▶ **Directive**
Rewrite everything from the line containing "spectrogram-cell [156,87,161,95]" down to the line containing "spectrogram-cell [181,124,186,131]", replacing "spectrogram-y-tick-label" with "y-axis-tick-label" and leaving all else unchanged.

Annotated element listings
╔══

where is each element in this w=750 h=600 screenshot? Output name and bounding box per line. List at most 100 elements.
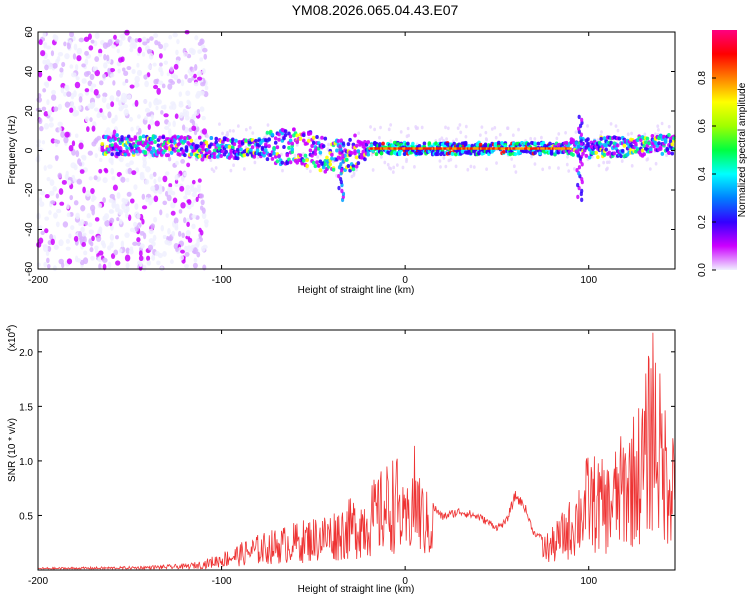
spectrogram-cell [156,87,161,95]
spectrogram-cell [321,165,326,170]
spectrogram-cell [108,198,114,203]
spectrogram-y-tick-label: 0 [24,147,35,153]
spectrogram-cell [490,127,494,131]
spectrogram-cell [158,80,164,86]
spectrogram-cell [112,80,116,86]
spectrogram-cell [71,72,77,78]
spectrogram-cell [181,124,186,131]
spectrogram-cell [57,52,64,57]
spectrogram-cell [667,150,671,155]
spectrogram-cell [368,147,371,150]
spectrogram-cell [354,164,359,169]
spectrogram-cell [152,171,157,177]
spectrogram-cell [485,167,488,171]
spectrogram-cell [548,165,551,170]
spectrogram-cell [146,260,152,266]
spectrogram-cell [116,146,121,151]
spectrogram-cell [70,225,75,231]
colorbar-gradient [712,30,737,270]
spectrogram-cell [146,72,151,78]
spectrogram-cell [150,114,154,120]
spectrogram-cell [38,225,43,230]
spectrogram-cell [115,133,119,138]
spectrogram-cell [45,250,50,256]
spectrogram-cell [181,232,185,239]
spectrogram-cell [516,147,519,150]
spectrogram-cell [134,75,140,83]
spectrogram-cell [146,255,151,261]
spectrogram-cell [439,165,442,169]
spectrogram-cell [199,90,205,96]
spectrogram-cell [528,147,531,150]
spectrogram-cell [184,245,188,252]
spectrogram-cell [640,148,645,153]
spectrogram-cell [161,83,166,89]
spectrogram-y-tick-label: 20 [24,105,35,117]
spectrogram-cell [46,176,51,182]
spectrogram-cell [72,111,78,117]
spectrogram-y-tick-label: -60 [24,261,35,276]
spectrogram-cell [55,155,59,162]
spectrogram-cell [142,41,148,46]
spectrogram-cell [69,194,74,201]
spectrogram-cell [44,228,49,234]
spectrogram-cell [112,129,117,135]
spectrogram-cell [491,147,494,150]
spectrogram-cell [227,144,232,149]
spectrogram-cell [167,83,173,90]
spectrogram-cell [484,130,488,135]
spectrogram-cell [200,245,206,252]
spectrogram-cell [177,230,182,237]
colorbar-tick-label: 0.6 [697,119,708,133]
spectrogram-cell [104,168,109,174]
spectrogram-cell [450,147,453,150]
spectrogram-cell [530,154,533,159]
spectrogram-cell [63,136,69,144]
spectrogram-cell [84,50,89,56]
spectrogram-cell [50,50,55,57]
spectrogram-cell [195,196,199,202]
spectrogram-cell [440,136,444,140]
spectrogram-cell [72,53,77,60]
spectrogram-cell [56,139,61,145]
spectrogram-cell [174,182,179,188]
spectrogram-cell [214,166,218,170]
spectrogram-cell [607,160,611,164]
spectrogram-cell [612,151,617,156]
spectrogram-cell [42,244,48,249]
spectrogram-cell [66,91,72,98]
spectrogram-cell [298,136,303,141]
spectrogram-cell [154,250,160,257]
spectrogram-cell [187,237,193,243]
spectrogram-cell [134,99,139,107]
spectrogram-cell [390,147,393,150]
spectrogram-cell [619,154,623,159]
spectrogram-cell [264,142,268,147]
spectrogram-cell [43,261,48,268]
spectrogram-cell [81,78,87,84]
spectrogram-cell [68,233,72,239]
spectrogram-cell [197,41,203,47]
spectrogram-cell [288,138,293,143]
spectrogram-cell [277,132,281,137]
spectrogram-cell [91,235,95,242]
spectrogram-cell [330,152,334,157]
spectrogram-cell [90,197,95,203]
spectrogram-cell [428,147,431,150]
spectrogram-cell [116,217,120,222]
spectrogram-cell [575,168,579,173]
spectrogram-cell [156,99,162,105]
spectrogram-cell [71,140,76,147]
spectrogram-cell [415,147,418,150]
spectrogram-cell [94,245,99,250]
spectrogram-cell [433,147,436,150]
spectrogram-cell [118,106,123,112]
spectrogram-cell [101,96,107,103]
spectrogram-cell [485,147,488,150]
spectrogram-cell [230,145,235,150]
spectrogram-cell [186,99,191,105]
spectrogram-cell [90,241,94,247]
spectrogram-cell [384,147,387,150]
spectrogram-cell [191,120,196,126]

╚══

▶ **Solution to the problem**
spectrogram-cell [156,87,161,95]
spectrogram-cell [321,165,326,170]
spectrogram-cell [108,198,114,203]
y-axis-tick-label: 0 [24,147,35,153]
spectrogram-cell [490,127,494,131]
spectrogram-cell [158,80,164,86]
spectrogram-cell [112,80,116,86]
spectrogram-cell [71,72,77,78]
spectrogram-cell [181,124,186,131]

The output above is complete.